● **Description of the task**: Search the data for the word "JSON" and copy every line where it occurs.

● **Data extract**:
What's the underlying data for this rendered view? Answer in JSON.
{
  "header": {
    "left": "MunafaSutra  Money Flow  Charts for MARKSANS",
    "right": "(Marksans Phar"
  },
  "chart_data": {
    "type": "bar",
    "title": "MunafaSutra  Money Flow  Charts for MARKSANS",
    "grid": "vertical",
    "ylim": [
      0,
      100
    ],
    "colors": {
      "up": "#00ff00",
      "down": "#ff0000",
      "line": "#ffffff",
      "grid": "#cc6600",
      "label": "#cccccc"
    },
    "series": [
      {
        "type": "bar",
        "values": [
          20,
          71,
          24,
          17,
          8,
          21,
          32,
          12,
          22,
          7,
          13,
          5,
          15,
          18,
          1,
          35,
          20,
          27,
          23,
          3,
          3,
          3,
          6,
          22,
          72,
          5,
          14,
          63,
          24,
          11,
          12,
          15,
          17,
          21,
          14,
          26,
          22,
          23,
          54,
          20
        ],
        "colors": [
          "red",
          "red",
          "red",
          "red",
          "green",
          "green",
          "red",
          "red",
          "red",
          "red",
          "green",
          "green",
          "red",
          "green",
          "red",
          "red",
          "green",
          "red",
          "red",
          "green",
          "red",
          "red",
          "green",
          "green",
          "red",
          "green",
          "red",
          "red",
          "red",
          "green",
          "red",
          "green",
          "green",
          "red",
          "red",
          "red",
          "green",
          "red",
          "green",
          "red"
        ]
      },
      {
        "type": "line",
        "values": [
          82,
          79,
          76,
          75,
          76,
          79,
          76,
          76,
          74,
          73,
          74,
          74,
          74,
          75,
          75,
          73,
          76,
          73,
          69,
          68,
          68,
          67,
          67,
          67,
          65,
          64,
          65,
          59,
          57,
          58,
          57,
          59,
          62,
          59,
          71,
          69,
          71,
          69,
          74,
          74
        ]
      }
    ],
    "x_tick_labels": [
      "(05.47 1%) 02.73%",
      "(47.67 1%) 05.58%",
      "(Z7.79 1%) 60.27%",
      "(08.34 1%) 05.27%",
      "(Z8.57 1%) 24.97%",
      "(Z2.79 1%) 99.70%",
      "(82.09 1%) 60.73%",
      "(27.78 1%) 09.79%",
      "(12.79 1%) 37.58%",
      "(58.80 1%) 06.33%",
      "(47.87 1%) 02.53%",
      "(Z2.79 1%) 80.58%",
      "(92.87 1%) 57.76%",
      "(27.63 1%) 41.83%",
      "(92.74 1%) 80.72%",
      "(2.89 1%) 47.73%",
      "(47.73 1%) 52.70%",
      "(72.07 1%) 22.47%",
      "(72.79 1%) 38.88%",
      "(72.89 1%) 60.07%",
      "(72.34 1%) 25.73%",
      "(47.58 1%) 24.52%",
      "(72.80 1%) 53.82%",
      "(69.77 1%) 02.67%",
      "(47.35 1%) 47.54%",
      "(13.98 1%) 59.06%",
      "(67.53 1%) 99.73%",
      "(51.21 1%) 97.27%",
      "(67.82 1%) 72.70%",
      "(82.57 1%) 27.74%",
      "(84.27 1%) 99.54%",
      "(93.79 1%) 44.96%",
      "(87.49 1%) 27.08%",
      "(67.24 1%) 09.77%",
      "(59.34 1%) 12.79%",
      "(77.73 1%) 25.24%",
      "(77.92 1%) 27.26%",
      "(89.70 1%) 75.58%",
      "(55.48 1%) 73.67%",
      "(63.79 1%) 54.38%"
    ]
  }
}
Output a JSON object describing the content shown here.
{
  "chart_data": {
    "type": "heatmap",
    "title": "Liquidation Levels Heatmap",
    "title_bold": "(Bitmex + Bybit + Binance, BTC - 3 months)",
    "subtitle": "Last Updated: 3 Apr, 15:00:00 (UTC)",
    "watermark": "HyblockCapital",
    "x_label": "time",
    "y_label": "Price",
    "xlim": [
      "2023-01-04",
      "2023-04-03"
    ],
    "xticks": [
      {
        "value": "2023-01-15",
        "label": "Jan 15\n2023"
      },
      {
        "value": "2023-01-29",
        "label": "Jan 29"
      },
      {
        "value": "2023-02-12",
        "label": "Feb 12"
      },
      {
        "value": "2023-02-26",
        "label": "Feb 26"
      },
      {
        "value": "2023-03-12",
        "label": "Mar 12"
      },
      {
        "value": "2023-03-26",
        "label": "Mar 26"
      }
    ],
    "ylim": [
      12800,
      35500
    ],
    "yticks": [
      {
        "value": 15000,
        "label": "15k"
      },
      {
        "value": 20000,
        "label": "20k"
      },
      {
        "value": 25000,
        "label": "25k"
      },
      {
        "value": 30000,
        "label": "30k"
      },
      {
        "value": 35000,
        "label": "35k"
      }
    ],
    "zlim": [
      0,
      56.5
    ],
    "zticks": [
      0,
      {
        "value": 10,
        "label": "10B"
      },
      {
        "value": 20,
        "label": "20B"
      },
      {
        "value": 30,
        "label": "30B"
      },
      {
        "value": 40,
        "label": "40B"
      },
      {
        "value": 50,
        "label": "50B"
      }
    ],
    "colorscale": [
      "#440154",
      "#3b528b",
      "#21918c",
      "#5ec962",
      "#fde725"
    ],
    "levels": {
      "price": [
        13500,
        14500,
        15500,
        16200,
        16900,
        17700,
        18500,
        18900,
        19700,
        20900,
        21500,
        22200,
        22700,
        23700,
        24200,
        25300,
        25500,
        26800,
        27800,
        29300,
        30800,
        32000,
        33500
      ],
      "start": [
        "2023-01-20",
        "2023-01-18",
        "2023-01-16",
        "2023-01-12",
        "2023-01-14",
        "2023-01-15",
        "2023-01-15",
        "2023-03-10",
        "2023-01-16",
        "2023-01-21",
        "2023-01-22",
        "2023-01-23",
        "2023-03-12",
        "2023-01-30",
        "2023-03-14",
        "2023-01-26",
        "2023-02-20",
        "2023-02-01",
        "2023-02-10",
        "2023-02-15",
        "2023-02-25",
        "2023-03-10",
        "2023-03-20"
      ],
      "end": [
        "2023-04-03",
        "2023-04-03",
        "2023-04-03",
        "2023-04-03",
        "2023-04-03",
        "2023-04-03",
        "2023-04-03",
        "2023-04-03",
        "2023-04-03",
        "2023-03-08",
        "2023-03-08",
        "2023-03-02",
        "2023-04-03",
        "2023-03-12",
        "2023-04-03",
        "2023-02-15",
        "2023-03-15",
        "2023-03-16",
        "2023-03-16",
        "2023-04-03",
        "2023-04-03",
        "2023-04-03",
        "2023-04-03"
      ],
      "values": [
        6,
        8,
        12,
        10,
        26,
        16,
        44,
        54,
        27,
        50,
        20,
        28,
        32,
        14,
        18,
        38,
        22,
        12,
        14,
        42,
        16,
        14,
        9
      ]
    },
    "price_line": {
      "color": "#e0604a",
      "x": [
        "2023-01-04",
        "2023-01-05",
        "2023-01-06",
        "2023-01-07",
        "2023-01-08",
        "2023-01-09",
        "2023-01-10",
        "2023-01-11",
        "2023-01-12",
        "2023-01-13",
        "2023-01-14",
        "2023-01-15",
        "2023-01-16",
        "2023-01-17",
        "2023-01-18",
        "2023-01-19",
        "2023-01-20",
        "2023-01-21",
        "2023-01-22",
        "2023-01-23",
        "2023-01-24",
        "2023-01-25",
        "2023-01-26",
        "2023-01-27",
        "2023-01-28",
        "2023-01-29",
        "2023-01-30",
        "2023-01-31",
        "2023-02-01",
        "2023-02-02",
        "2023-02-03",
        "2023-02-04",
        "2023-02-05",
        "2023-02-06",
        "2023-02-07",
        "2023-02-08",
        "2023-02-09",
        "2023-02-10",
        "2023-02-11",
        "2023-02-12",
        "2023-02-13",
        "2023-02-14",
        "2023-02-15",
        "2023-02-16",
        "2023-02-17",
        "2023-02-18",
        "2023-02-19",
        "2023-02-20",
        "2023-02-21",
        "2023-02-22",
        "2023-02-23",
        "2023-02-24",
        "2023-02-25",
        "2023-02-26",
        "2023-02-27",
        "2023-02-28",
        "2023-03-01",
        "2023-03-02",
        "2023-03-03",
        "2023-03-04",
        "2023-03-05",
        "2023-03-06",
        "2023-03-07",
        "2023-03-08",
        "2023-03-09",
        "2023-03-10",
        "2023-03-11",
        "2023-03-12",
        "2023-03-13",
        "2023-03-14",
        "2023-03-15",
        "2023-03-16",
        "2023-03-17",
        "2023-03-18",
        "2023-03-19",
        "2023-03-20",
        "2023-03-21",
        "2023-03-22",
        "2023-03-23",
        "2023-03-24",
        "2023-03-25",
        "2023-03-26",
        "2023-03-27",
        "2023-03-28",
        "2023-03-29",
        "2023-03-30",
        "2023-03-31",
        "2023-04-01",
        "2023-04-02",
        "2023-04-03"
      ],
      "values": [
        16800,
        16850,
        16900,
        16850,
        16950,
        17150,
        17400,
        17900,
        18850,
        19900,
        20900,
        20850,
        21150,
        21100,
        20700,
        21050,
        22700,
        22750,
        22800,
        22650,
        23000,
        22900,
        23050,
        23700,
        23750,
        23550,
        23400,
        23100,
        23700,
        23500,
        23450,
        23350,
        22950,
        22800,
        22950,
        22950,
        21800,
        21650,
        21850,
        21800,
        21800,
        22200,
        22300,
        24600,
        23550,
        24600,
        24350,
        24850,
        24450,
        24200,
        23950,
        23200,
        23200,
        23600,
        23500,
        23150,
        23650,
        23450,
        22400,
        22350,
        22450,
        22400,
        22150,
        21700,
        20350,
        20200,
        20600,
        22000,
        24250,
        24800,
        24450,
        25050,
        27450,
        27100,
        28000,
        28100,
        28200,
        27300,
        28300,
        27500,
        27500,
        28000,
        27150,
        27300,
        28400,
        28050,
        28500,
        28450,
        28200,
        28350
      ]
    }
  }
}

● **The output**:
What's the underlying data for this rendered view? Answer in JSON.
Output a JSON object describing the content shown here.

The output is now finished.